__Collection entries__
———

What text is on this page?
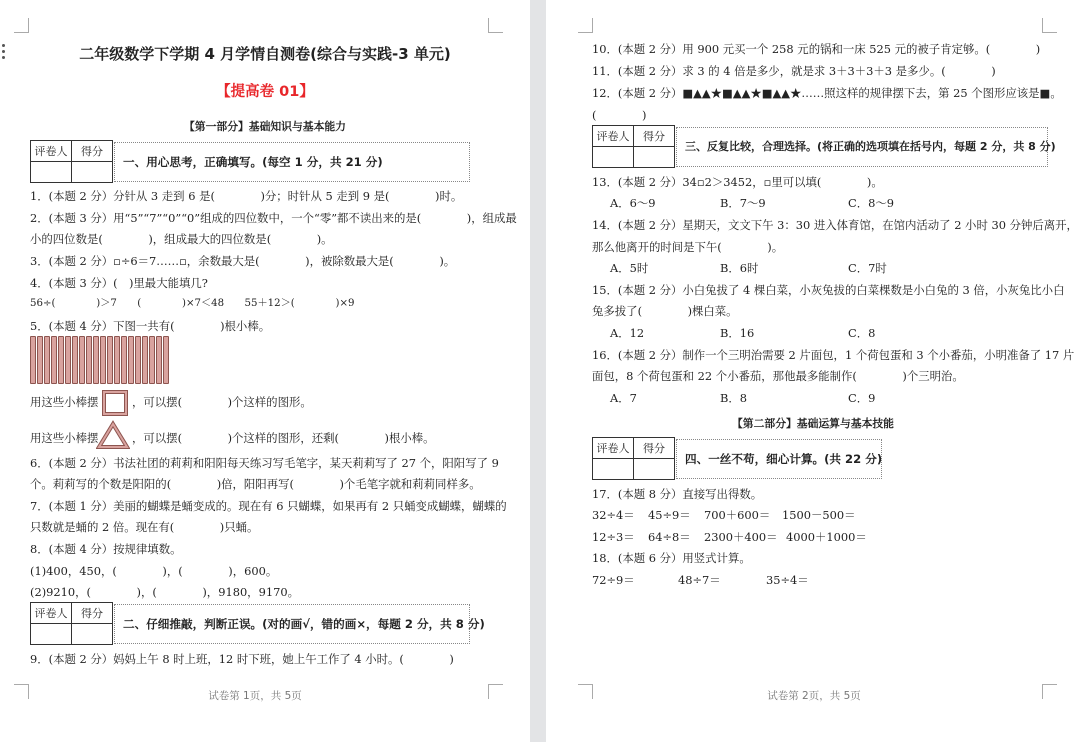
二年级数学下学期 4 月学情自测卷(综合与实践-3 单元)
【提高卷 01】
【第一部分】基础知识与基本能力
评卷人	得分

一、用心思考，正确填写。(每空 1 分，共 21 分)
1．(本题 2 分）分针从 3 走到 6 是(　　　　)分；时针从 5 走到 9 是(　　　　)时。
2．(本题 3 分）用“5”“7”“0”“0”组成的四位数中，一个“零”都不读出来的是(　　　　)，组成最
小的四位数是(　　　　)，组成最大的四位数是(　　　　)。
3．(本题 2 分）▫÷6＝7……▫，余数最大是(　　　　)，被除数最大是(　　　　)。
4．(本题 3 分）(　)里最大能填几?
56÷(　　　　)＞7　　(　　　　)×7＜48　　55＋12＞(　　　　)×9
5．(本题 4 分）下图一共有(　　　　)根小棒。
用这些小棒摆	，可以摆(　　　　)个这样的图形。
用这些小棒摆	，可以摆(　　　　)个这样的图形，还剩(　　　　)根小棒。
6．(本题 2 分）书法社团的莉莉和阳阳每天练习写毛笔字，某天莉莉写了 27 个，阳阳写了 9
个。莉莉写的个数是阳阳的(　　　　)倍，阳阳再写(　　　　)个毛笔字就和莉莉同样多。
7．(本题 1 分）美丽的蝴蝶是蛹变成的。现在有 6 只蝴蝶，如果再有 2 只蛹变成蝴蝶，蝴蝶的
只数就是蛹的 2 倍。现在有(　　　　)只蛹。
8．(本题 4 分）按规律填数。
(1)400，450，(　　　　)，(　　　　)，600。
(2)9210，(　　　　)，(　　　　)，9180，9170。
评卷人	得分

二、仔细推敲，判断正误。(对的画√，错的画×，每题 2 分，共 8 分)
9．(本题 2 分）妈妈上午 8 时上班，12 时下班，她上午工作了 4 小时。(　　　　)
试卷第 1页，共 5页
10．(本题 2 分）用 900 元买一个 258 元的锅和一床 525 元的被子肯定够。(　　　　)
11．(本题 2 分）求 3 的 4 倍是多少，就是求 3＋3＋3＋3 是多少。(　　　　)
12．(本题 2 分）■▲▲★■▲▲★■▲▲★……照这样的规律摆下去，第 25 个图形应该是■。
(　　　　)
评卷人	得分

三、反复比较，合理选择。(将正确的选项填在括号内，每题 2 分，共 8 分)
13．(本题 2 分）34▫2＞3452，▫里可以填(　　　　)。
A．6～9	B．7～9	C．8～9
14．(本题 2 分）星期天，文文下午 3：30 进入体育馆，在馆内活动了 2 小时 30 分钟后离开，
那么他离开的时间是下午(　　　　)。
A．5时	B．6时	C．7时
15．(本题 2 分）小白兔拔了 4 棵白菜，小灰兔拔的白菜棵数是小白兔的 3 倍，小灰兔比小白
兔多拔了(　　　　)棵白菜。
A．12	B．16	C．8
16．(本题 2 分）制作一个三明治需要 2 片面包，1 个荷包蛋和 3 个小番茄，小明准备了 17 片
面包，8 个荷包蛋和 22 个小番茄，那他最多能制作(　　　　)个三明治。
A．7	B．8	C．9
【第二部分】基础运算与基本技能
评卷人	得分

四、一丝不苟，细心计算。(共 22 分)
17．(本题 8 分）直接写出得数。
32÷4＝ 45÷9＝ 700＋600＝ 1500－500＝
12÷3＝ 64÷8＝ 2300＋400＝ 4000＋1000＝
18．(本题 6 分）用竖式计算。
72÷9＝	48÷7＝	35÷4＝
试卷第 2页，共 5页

———

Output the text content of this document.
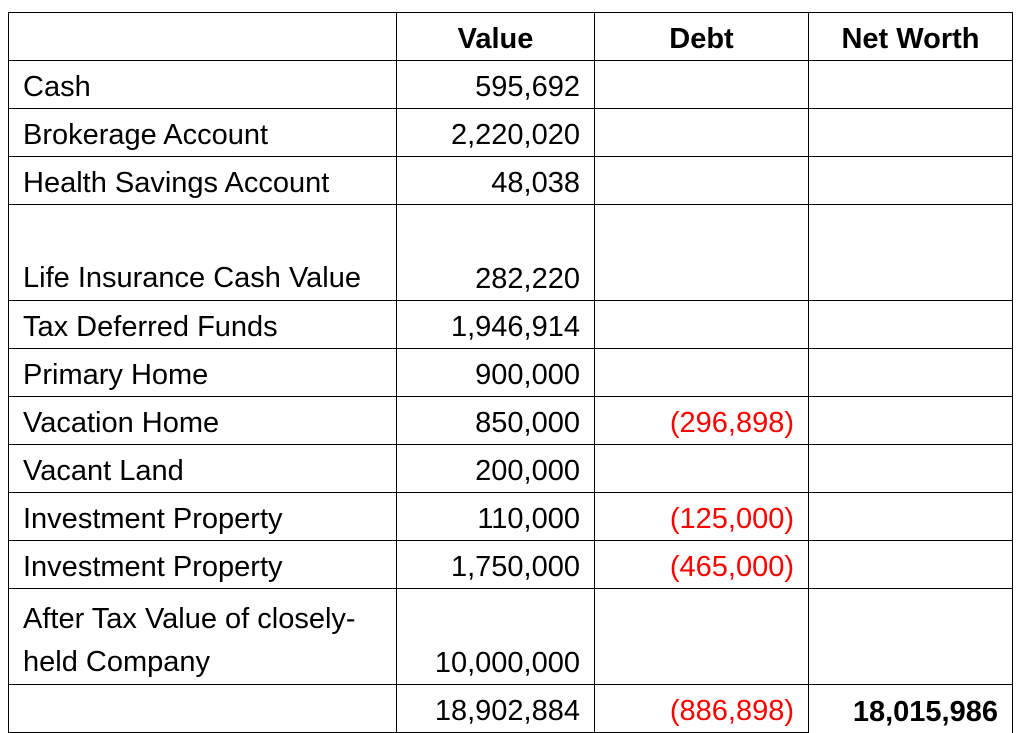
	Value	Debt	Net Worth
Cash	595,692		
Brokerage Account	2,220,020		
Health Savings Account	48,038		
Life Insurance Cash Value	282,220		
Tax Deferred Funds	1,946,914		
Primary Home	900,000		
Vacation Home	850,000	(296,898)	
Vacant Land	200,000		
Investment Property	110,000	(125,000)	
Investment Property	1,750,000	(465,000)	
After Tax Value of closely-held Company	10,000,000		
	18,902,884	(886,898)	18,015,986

———

__What you need to do__
Search the data for "Home". Copy every line that has it.

__Worked answer__
Primary Home	900,000		
Vacation Home	850,000	(296,898)	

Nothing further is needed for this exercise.